Go through the lines below and copy each one that holds the string "type".

Collection entries
• • • • • • •
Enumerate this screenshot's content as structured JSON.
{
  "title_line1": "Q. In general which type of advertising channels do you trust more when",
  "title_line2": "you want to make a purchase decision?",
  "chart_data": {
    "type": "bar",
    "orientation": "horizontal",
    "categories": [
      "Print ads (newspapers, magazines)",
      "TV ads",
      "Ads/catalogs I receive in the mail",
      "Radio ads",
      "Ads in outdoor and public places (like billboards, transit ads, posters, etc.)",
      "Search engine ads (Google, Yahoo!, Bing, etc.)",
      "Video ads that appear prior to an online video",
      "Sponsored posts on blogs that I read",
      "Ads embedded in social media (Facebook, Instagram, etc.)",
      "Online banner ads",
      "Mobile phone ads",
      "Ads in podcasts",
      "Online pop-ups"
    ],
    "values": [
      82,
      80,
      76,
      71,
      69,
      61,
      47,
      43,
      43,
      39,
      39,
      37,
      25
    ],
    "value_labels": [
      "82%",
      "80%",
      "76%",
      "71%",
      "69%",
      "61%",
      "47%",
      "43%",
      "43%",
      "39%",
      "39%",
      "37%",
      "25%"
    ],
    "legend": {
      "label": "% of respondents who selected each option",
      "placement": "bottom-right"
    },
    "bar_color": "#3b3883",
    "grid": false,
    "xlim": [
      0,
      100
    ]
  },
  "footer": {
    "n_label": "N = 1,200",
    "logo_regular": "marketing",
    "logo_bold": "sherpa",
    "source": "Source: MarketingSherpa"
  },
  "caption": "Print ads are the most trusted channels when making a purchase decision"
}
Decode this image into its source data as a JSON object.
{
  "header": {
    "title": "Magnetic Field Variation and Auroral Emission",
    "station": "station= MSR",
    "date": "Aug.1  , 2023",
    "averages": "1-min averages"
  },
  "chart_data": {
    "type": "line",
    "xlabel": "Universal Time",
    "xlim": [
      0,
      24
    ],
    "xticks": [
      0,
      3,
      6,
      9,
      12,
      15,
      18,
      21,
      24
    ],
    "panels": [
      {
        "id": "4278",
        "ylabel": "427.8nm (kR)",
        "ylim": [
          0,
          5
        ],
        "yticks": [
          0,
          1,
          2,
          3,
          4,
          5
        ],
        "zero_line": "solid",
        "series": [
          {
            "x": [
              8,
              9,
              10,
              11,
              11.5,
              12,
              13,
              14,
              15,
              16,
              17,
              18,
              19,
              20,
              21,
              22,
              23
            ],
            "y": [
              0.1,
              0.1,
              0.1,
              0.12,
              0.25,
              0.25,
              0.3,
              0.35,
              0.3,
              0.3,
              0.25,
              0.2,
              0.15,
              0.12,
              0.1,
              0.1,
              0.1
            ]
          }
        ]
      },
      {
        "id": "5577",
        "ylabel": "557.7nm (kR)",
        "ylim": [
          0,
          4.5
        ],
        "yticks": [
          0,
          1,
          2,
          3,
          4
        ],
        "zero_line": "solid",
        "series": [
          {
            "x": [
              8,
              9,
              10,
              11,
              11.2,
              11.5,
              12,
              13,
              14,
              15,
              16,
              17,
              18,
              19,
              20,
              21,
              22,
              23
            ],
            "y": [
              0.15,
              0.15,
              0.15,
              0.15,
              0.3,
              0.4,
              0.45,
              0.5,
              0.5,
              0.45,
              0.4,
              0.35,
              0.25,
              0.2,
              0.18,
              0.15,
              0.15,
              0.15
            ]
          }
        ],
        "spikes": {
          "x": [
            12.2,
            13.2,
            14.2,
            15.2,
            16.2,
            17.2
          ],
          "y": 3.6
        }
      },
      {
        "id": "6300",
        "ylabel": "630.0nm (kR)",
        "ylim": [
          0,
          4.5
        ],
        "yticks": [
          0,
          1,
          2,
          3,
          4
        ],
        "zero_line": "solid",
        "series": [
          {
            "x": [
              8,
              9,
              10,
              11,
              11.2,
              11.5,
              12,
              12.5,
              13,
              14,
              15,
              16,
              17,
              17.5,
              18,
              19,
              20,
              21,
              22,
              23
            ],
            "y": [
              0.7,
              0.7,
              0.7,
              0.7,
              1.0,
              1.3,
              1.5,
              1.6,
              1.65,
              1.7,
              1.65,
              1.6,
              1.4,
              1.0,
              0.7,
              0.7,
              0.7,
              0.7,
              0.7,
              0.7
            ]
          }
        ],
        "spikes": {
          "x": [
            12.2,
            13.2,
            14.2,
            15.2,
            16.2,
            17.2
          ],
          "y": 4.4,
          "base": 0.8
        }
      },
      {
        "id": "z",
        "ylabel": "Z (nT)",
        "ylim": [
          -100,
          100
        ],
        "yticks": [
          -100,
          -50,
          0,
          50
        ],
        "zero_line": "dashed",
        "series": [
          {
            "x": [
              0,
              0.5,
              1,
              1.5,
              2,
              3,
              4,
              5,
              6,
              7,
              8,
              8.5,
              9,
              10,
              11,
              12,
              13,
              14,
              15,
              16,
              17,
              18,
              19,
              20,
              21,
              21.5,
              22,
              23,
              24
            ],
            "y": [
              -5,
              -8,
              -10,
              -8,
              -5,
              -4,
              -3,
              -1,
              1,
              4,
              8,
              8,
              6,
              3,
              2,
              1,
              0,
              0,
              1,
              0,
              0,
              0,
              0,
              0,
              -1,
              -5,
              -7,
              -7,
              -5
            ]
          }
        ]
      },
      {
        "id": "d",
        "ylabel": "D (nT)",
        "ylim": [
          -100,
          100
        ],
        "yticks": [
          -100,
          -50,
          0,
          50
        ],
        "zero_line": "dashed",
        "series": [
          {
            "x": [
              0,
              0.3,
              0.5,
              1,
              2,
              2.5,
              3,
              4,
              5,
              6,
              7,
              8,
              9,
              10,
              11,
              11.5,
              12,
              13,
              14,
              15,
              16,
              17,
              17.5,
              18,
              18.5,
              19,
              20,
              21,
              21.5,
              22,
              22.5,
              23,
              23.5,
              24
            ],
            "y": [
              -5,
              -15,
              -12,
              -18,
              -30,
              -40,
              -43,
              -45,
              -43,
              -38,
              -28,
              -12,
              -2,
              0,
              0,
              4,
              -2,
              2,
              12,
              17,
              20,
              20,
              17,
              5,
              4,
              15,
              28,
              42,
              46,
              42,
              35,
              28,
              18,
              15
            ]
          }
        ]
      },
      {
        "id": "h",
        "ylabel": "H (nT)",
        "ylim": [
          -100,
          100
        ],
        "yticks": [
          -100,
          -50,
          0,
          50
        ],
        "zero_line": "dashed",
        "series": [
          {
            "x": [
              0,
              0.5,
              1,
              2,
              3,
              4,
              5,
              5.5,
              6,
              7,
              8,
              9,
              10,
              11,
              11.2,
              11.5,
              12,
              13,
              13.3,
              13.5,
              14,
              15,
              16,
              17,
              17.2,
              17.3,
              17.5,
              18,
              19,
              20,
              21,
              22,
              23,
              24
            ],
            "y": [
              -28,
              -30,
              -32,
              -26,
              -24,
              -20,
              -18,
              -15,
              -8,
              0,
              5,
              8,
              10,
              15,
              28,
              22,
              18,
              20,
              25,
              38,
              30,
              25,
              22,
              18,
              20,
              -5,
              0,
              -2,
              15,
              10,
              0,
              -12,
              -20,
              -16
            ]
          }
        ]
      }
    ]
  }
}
• • • • • • •
> [COMPLETE RESPONSE]:
  "title_line1": "Q. In general which type of advertising channels do you trust more when",
    "type": "bar",
    "type": "line",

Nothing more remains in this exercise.